**Instruction**: Each line that holds the word "添加一个条件" counts once; give the total for the records below and nothing else.

**Listed entries**:
▬▬▬▬▬▬▬▬▬▬

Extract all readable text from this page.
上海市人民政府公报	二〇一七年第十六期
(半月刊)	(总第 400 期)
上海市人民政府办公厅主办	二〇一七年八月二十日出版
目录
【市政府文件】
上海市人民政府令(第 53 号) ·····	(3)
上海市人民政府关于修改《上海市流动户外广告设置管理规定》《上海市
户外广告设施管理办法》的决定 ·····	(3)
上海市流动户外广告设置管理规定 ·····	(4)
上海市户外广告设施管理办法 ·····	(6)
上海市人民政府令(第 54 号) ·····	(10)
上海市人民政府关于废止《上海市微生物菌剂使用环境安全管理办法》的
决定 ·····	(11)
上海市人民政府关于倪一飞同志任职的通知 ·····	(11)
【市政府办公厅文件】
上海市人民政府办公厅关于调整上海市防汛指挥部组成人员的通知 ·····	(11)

▬▬▬▬▬▬▬▬▬▬

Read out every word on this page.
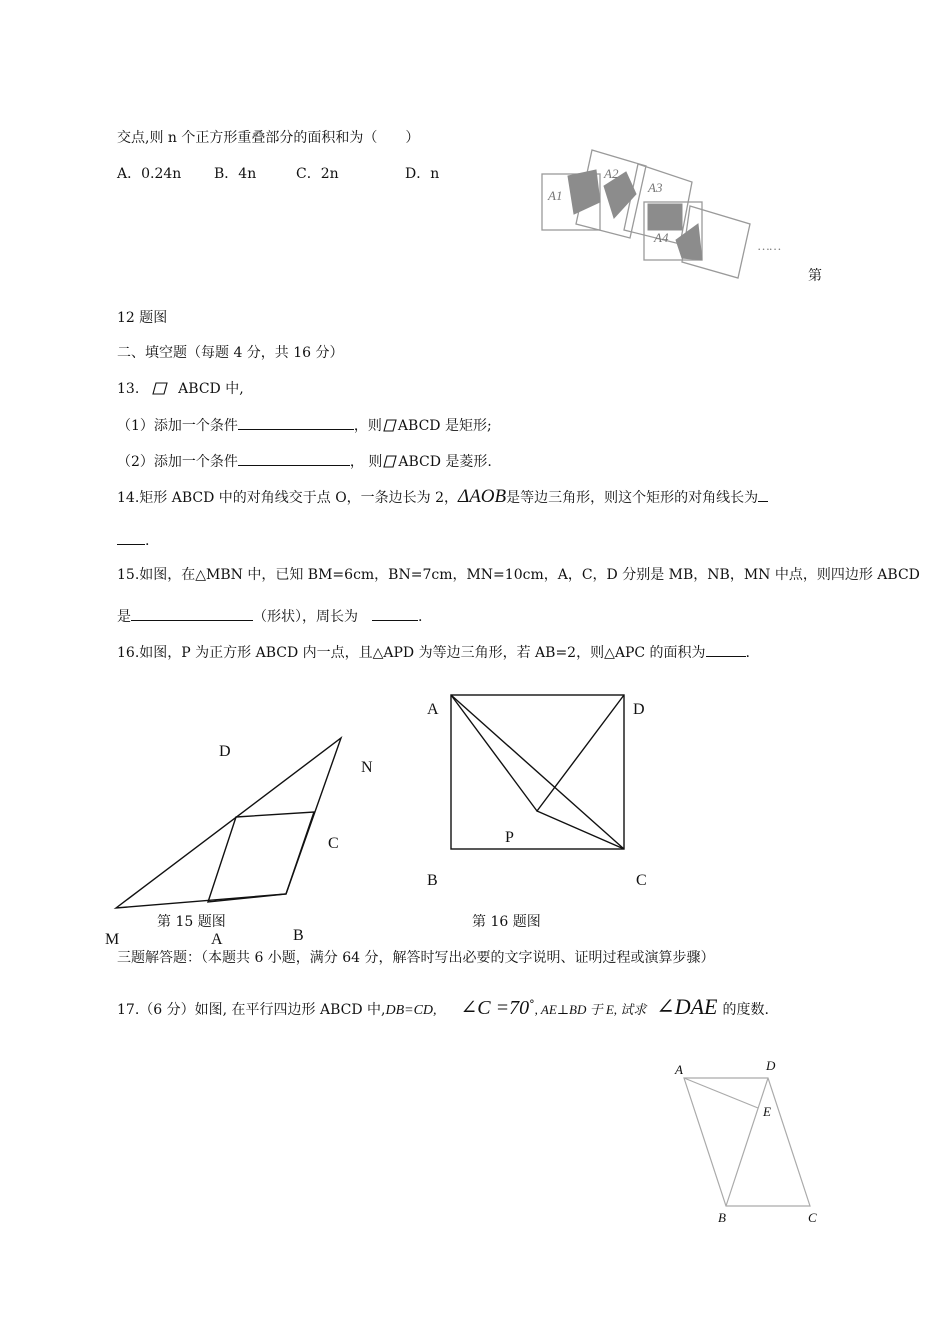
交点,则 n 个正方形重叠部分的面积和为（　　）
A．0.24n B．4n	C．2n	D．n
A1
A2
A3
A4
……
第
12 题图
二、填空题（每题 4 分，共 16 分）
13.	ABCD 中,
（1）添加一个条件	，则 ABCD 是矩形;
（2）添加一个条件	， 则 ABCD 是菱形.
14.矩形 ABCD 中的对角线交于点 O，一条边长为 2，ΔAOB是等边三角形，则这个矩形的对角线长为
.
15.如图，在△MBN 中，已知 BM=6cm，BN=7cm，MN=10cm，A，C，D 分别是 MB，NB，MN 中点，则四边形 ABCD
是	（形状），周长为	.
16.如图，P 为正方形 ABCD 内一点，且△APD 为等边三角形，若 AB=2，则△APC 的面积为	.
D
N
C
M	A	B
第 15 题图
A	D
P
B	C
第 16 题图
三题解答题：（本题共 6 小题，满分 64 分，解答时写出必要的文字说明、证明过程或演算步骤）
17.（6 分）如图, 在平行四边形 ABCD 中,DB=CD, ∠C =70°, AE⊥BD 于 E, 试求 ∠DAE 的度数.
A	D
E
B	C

▬▬▬▬▬▬▬▬▬▬

**Full output**: 2